*PROBLEM STATEMENT:* Write out every entry exactly as given, but omit the pictures.
┌──
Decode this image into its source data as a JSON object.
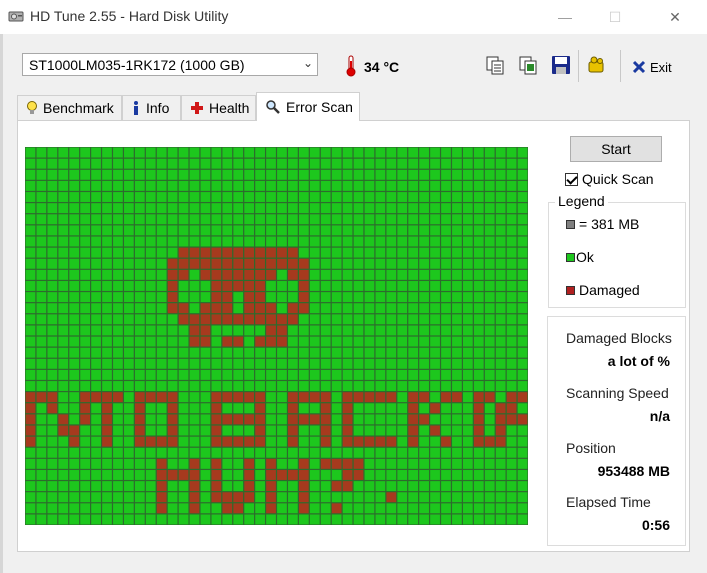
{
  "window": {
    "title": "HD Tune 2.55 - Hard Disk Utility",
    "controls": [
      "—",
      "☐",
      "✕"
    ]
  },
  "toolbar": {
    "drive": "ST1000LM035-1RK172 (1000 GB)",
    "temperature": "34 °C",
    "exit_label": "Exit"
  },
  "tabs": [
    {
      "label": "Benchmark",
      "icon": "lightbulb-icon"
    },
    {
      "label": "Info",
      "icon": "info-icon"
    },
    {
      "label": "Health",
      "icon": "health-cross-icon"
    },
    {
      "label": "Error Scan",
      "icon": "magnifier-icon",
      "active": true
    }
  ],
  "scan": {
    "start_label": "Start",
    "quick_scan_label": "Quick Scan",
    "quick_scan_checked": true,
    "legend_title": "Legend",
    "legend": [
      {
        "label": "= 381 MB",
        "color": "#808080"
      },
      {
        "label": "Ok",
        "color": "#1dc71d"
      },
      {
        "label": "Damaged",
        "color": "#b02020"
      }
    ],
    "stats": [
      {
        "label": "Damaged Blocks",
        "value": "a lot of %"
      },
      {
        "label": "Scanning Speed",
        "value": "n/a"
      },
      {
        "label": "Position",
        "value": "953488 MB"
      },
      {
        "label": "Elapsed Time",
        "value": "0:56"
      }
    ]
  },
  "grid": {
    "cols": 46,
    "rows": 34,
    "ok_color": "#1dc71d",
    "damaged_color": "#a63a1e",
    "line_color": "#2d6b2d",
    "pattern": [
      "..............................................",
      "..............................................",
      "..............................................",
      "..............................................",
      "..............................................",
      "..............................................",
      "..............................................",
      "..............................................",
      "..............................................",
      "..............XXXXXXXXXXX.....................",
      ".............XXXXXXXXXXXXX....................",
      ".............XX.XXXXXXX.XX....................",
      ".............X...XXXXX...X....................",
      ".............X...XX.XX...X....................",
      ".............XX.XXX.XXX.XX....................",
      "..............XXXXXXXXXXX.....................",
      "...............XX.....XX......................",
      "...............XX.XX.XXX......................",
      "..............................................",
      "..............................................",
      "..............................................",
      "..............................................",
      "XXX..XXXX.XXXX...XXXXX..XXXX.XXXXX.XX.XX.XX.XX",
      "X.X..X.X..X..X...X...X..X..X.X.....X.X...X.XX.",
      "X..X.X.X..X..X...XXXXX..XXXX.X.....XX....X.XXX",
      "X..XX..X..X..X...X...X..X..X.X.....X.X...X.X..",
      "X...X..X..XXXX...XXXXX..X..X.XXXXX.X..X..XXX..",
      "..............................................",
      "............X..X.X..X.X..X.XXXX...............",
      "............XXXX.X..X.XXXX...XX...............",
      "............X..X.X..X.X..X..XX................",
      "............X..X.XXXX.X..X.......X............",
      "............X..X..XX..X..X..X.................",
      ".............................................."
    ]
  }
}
└──
*SOLUTION TO THIS EXERCISE:*
Decode this image into its source data as a JSON object.
{
  "window": {
    "title": "HD Tune 2.55 - Hard Disk Utility",
    "controls": [
      "—",
      "☐",
      "✕"
    ]
  },
  "toolbar": {
    "drive": "ST1000LM035-1RK172 (1000 GB)",
    "temperature": "34 °C",
    "exit_label": "Exit"
  },
  "tabs": [
    {
      "label": "Benchmark",
      "icon": "lightbulb-icon"
    },
    {
      "label": "Info",
      "icon": "info-icon"
    },
    {
      "label": "Health",
      "icon": "health-cross-icon"
    },
    {
      "label": "Error Scan",
      "icon": "magnifier-icon",
      "active": true
    }
  ],
  "scan": {
    "start_label": "Start",
    "quick_scan_label": "Quick Scan",
    "quick_scan_checked": true,
    "legend_title": "Legend",
    "legend": [
      {
        "label": "= 381 MB",
        "color": "#808080"
      },
      {
        "label": "Ok",
        "color": "#1dc71d"
      },
      {
        "label": "Damaged",
        "color": "#b02020"
      }
    ],
    "stats": [
      {
        "label": "Damaged Blocks",
        "value": "a lot of %"
      },
      {
        "label": "Scanning Speed",
        "value": "n/a"
      },
      {
        "label": "Position",
        "value": "953488 MB"
      },
      {
        "label": "Elapsed Time",
        "value": "0:56"
      }
    ]
  },
  "grid": {
    "cols": 46,
    "rows": 34,
    "ok_color": "#1dc71d",
    "damaged_color": "#a63a1e",
    "line_color": "#2d6b2d",
    "pattern": [
      "..............................................",
      "..............................................",
      "..............................................",
      "..............................................",
      "..............................................",
      "..............................................",
      "..............................................",
      "..............................................",
      "..............................................",
      "..............XXXXXXXXXXX.....................",
      ".............XXXXXXXXXXXXX....................",
      ".............XX.XXXXXXX.XX....................",
      ".............X...XXXXX...X....................",
      ".............X...XX.XX...X....................",
      ".............XX.XXX.XXX.XX....................",
      "..............XXXXXXXXXXX.....................",
      "...............XX.....XX......................",
      "...............XX.XX.XXX......................",
      "..............................................",
      "..............................................",
      "..............................................",
      "..............................................",
      "XXX..XXXX.XXXX...XXXXX..XXXX.XXXXX.XX.XX.XX.XX",
      "X.X..X.X..X..X...X...X..X..X.X.....X.X...X.XX.",
      "X..X.X.X..X..X...XXXXX..XXXX.X.....XX....X.XXX",
      "X..XX..X..X..X...X...X..X..X.X.....X.X...X.X..",
      "X...X..X..XXXX...XXXXX..X..X.XXXXX.X..X..XXX..",
      "..............................................",
      "............X..X.X..X.X..X.XXXX...............",
      "............XXXX.X..X.XXXX...XX...............",
      "............X..X.X..X.X..X..XX................",
      "............X..X.XXXX.X..X.......X............",
      "............X..X..XX..X..X..X.................",
      ".............................................."
    ]
  }
}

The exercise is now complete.